- **RECORDS SHOWN**

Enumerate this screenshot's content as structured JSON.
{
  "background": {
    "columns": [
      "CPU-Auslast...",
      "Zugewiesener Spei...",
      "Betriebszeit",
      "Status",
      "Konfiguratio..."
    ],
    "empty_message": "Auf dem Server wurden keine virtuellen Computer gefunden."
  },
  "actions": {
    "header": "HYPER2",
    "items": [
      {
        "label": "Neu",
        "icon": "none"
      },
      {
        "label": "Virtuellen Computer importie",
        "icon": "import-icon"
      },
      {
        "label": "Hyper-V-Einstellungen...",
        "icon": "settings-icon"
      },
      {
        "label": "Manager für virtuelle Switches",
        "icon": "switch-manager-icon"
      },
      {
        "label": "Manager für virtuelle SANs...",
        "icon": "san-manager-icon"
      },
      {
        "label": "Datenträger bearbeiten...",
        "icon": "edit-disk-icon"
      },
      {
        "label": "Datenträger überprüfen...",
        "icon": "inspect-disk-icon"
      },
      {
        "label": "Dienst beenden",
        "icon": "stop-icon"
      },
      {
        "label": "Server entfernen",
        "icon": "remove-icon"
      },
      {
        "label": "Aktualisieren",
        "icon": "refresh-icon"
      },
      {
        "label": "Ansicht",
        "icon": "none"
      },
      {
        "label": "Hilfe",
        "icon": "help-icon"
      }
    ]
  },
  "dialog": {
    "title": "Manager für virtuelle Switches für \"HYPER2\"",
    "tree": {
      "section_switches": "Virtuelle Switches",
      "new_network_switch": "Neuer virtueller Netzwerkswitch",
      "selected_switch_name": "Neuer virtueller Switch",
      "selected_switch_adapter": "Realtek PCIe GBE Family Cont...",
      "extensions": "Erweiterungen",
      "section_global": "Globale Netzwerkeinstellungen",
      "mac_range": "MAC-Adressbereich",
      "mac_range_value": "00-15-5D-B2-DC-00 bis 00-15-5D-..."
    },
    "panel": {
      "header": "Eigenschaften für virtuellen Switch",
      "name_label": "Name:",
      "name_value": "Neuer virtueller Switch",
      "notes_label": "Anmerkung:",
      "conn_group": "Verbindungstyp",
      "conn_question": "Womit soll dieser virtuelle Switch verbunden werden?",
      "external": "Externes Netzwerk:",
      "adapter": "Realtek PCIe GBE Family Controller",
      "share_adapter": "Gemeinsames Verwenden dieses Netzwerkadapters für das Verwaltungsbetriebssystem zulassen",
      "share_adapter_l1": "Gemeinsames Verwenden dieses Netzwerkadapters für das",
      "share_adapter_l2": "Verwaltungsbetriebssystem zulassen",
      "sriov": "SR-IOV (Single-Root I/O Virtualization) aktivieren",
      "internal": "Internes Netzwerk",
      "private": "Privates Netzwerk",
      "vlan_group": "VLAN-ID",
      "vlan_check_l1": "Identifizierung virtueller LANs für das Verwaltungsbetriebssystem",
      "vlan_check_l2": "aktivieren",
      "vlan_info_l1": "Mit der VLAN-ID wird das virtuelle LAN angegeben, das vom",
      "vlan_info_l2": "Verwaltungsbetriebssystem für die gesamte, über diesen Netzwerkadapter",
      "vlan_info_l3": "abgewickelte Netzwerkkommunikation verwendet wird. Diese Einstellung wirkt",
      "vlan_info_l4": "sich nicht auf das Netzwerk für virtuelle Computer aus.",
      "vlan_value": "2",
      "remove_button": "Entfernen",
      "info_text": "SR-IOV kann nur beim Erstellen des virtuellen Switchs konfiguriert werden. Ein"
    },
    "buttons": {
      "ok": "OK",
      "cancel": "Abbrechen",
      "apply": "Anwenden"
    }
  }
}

- **TASK INSTRUCTIONS**
Among these entries, how many lines include the string "disk"? Reply with the number by itself.

- **OUTPUT**
2